* EXERCISE DESCRIPTION: Every record below should be printed exactly as it appears.

-- start GIVEN RECORDS --

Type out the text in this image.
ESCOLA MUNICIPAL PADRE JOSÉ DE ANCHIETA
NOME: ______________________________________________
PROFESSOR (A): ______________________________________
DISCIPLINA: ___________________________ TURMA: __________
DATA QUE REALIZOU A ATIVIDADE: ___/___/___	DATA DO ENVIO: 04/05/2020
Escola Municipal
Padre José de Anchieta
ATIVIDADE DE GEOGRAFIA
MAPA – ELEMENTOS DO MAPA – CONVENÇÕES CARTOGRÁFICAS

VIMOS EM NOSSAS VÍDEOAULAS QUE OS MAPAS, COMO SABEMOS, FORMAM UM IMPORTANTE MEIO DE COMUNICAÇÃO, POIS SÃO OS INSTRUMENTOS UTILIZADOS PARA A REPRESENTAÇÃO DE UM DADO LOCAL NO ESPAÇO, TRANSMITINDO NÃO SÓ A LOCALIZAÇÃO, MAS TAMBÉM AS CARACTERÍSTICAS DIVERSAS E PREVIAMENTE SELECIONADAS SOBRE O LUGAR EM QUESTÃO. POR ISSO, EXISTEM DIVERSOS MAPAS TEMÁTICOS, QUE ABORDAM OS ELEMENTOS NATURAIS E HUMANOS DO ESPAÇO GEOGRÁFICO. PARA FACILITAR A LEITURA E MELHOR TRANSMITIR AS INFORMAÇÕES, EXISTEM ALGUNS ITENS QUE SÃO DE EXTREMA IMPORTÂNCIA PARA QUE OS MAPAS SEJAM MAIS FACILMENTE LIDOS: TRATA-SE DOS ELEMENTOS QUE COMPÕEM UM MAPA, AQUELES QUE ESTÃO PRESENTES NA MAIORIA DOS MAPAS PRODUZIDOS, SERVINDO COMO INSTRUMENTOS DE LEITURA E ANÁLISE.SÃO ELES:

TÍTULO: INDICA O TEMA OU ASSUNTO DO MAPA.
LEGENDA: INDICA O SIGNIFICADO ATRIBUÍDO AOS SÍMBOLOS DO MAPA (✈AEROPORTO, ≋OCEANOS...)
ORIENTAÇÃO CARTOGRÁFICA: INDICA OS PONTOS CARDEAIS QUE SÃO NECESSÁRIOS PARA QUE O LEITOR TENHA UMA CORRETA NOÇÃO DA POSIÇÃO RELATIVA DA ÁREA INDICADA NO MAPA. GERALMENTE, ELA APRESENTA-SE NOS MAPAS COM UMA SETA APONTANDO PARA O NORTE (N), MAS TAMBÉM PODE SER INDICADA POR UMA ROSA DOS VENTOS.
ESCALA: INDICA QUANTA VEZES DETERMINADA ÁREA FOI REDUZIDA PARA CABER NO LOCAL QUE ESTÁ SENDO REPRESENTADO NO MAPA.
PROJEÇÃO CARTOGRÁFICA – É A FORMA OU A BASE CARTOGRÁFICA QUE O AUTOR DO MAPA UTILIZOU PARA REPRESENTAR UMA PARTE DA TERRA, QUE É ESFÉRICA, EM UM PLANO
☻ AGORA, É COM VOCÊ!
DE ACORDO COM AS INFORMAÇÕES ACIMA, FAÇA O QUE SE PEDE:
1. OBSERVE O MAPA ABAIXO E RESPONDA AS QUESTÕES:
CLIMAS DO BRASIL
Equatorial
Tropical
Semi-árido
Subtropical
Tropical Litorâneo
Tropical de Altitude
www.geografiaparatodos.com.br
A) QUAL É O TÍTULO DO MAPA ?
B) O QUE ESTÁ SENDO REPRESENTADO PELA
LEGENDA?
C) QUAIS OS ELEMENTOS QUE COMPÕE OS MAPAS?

-- end GIVEN RECORDS --

* RESPONSE:
Type out the text in this image.
ESCOLA MUNICIPAL PADRE JOSÉ DE ANCHIETA
NOME: ______________________________________________
PROFESSOR (A): ______________________________________
DISCIPLINA: ___________________________ TURMA: __________
DATA QUE REALIZOU A ATIVIDADE: ___/___/___	DATA DO ENVIO: 04/05/2020
Escola Municipal
Padre José de Anchieta
ATIVIDADE DE GEOGRAFIA
MAPA – ELEMENTOS DO MAPA – CONVENÇÕES CARTOGRÁFICAS

VIMOS EM NOSSAS VÍDEOAULAS QUE OS MAPAS, COMO SABEMOS, FORMAM UM IMPORTANTE MEIO DE COMUNICAÇÃO, POIS SÃO OS INSTRUMENTOS UTILIZADOS PARA A REPRESENTAÇÃO DE UM DADO LOCAL NO ESPAÇO, TRANSMITINDO NÃO SÓ A LOCALIZAÇÃO, MAS TAMBÉM AS CARACTERÍSTICAS DIVERSAS E PREVIAMENTE SELECIONADAS SOBRE O LUGAR EM QUESTÃO. POR ISSO, EXISTEM DIVERSOS MAPAS TEMÁTICOS, QUE ABORDAM OS ELEMENTOS NATURAIS E HUMANOS DO ESPAÇO GEOGRÁFICO. PARA FACILITAR A LEITURA E MELHOR TRANSMITIR AS INFORMAÇÕES, EXISTEM ALGUNS ITENS QUE SÃO DE EXTREMA IMPORTÂNCIA PARA QUE OS MAPAS SEJAM MAIS FACILMENTE LIDOS: TRATA-SE DOS ELEMENTOS QUE COMPÕEM UM MAPA, AQUELES QUE ESTÃO PRESENTES NA MAIORIA DOS MAPAS PRODUZIDOS, SERVINDO COMO INSTRUMENTOS DE LEITURA E ANÁLISE.SÃO ELES:

TÍTULO: INDICA O TEMA OU ASSUNTO DO MAPA.
LEGENDA: INDICA O SIGNIFICADO ATRIBUÍDO AOS SÍMBOLOS DO MAPA (✈AEROPORTO, ≋OCEANOS...)
ORIENTAÇÃO CARTOGRÁFICA: INDICA OS PONTOS CARDEAIS QUE SÃO NECESSÁRIOS PARA QUE O LEITOR TENHA UMA CORRETA NOÇÃO DA POSIÇÃO RELATIVA DA ÁREA INDICADA NO MAPA. GERALMENTE, ELA APRESENTA-SE NOS MAPAS COM UMA SETA APONTANDO PARA O NORTE (N), MAS TAMBÉM PODE SER INDICADA POR UMA ROSA DOS VENTOS.
ESCALA: INDICA QUANTA VEZES DETERMINADA ÁREA FOI REDUZIDA PARA CABER NO LOCAL QUE ESTÁ SENDO REPRESENTADO NO MAPA.
PROJEÇÃO CARTOGRÁFICA – É A FORMA OU A BASE CARTOGRÁFICA QUE O AUTOR DO MAPA UTILIZOU PARA REPRESENTAR UMA PARTE DA TERRA, QUE É ESFÉRICA, EM UM PLANO
☻ AGORA, É COM VOCÊ!
DE ACORDO COM AS INFORMAÇÕES ACIMA, FAÇA O QUE SE PEDE:
1. OBSERVE O MAPA ABAIXO E RESPONDA AS QUESTÕES:
CLIMAS DO BRASIL
Equatorial
Tropical
Semi-árido
Subtropical
Tropical Litorâneo
Tropical de Altitude
www.geografiaparatodos.com.br
A) QUAL É O TÍTULO DO MAPA ?
B) O QUE ESTÁ SENDO REPRESENTADO PELA
LEGENDA?
C) QUAIS OS ELEMENTOS QUE COMPÕE OS MAPAS?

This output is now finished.